**Required work**
Please restate each entry that follows word for word.

**Information**
BEGIN

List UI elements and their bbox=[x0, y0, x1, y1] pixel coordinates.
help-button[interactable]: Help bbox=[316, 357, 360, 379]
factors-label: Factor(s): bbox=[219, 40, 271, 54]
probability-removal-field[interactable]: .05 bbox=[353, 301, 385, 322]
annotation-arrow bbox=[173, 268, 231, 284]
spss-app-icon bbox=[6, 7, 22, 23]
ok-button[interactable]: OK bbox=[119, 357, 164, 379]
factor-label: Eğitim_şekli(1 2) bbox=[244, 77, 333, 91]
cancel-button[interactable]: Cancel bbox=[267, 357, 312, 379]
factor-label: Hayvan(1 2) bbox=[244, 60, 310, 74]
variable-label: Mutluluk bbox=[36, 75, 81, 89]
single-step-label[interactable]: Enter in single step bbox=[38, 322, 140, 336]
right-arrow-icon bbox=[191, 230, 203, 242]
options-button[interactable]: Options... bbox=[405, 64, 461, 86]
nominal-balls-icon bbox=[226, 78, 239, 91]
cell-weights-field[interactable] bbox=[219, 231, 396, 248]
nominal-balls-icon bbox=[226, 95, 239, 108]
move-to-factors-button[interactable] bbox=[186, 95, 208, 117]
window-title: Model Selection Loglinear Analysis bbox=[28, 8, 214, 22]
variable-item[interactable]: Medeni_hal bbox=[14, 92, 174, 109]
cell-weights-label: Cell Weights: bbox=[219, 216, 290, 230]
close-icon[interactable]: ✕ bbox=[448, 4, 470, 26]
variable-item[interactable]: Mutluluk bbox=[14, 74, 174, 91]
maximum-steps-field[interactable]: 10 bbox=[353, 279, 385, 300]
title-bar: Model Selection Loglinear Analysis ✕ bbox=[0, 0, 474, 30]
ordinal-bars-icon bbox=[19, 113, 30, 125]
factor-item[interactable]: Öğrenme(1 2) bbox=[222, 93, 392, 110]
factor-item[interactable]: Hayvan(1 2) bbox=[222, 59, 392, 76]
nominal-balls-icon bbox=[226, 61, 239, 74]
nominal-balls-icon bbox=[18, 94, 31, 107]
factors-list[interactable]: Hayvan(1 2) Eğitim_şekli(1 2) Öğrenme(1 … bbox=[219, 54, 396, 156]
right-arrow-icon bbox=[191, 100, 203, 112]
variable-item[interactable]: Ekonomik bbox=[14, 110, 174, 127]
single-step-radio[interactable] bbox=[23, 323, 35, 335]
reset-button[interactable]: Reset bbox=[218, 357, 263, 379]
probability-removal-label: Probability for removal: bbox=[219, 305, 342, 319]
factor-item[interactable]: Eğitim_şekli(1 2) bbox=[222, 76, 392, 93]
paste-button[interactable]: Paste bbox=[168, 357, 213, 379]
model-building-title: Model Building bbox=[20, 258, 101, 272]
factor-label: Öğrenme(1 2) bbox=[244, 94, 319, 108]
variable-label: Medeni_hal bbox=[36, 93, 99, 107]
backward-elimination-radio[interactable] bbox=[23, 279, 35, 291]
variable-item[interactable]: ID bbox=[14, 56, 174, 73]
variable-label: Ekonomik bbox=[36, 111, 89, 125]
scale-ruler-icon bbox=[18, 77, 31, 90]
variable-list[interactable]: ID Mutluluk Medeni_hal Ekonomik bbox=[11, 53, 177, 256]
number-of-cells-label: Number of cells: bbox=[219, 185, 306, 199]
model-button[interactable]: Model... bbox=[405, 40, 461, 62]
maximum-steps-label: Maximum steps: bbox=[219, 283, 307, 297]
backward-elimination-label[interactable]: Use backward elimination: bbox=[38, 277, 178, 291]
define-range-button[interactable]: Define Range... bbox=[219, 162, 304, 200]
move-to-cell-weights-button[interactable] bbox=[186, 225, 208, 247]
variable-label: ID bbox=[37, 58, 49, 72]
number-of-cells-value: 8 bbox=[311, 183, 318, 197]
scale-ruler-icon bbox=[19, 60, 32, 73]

END

**Output**
List UI elements and their bbox=[x0, y0, x1, y1] pixel coordinates.
help-button[interactable]: Help bbox=[316, 357, 360, 379]
factors-label: Factor(s): bbox=[219, 40, 271, 54]
probability-removal-field[interactable]: .05 bbox=[353, 301, 385, 322]
annotation-arrow bbox=[173, 268, 231, 284]
spss-app-icon bbox=[6, 7, 22, 23]
ok-button[interactable]: OK bbox=[119, 357, 164, 379]
factor-label: Eğitim_şekli(1 2) bbox=[244, 77, 333, 91]
cancel-button[interactable]: Cancel bbox=[267, 357, 312, 379]
factor-label: Hayvan(1 2) bbox=[244, 60, 310, 74]
variable-label: Mutluluk bbox=[36, 75, 81, 89]
single-step-label[interactable]: Enter in single step bbox=[38, 322, 140, 336]
right-arrow-icon bbox=[191, 230, 203, 242]
options-button[interactable]: Options... bbox=[405, 64, 461, 86]
nominal-balls-icon bbox=[226, 78, 239, 91]
cell-weights-field[interactable] bbox=[219, 231, 396, 248]
nominal-balls-icon bbox=[226, 95, 239, 108]
move-to-factors-button[interactable] bbox=[186, 95, 208, 117]
window-title: Model Selection Loglinear Analysis bbox=[28, 8, 214, 22]
variable-item[interactable]: Medeni_hal bbox=[14, 92, 174, 109]
cell-weights-label: Cell Weights: bbox=[219, 216, 290, 230]
close-icon[interactable]: ✕ bbox=[448, 4, 470, 26]
variable-item[interactable]: Mutluluk bbox=[14, 74, 174, 91]
maximum-steps-field[interactable]: 10 bbox=[353, 279, 385, 300]
title-bar: Model Selection Loglinear Analysis ✕ bbox=[0, 0, 474, 30]
ordinal-bars-icon bbox=[19, 113, 30, 125]
factor-item[interactable]: Öğrenme(1 2) bbox=[222, 93, 392, 110]
factor-item[interactable]: Hayvan(1 2) bbox=[222, 59, 392, 76]
nominal-balls-icon bbox=[226, 61, 239, 74]
nominal-balls-icon bbox=[18, 94, 31, 107]
factors-list[interactable]: Hayvan(1 2) Eğitim_şekli(1 2) Öğrenme(1 … bbox=[219, 54, 396, 156]
right-arrow-icon bbox=[191, 100, 203, 112]
variable-item[interactable]: Ekonomik bbox=[14, 110, 174, 127]
single-step-radio[interactable] bbox=[23, 323, 35, 335]
reset-button[interactable]: Reset bbox=[218, 357, 263, 379]
probability-removal-label: Probability for removal: bbox=[219, 305, 342, 319]
factor-item[interactable]: Eğitim_şekli(1 2) bbox=[222, 76, 392, 93]
paste-button[interactable]: Paste bbox=[168, 357, 213, 379]
model-building-title: Model Building bbox=[20, 258, 101, 272]
factor-label: Öğrenme(1 2) bbox=[244, 94, 319, 108]
variable-label: Medeni_hal bbox=[36, 93, 99, 107]
backward-elimination-radio[interactable] bbox=[23, 279, 35, 291]
variable-item[interactable]: ID bbox=[14, 56, 174, 73]
variable-label: Ekonomik bbox=[36, 111, 89, 125]
scale-ruler-icon bbox=[18, 77, 31, 90]
variable-list[interactable]: ID Mutluluk Medeni_hal Ekonomik bbox=[11, 53, 177, 256]
number-of-cells-label: Number of cells: bbox=[219, 185, 306, 199]
model-button[interactable]: Model... bbox=[405, 40, 461, 62]
maximum-steps-label: Maximum steps: bbox=[219, 283, 307, 297]
backward-elimination-label[interactable]: Use backward elimination: bbox=[38, 277, 178, 291]
define-range-button[interactable]: Define Range... bbox=[219, 162, 304, 200]
move-to-cell-weights-button[interactable] bbox=[186, 225, 208, 247]
variable-label: ID bbox=[37, 58, 49, 72]
number-of-cells-value: 8 bbox=[311, 183, 318, 197]
scale-ruler-icon bbox=[19, 60, 32, 73]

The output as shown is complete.